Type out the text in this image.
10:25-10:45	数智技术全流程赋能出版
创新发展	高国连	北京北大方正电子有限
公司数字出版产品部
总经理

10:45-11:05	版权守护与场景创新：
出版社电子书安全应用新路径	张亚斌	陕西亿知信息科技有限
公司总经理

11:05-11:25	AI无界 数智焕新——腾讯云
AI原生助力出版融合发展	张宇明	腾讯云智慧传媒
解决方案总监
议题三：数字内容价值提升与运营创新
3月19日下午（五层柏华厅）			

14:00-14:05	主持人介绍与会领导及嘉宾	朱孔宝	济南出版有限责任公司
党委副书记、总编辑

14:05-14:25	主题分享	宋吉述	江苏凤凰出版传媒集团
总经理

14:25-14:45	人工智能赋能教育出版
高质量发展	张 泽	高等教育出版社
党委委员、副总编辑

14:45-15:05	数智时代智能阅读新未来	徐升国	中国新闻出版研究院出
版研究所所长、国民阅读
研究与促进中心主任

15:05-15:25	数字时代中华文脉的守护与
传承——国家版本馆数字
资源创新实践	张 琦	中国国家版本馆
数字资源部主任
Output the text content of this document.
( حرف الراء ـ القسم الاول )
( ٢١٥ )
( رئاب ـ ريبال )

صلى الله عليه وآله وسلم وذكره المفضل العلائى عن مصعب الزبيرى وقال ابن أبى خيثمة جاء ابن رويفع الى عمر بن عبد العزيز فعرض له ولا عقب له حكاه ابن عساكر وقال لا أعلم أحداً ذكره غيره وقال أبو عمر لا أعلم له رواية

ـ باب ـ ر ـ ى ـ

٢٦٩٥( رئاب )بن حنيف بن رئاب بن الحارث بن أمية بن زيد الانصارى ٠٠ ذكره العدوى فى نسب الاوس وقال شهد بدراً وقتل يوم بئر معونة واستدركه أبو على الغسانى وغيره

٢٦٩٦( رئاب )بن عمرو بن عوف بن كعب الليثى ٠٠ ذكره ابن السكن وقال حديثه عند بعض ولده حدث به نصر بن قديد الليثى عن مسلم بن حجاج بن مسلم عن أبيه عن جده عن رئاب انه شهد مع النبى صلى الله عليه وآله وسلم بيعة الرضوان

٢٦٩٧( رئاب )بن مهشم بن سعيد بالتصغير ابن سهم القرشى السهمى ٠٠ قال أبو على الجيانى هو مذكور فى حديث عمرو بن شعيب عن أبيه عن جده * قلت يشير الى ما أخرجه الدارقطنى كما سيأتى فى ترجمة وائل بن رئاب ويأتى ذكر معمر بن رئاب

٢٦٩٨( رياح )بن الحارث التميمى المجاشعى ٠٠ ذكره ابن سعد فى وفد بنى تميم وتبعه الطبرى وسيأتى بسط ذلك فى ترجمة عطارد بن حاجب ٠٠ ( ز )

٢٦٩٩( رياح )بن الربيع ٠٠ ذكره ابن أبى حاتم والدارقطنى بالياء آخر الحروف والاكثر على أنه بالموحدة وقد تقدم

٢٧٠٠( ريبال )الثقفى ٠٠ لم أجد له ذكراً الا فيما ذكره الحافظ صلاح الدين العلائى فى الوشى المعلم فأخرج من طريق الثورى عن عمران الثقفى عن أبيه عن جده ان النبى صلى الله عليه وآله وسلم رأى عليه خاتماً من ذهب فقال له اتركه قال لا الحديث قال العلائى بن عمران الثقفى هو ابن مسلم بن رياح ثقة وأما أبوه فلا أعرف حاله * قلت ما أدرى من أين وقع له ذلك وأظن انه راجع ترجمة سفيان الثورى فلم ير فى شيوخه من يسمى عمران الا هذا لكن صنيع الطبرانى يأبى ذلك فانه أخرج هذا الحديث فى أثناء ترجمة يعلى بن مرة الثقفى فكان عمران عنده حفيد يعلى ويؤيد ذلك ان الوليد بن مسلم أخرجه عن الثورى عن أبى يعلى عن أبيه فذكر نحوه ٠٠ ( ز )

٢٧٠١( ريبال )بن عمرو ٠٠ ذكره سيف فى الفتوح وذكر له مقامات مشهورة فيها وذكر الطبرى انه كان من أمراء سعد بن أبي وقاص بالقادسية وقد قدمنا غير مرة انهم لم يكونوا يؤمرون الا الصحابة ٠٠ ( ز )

- _Required work_:
In the records shown above, how many lines include the word "عليه"? Answer with the number only.

- _Result of the exercise_:
3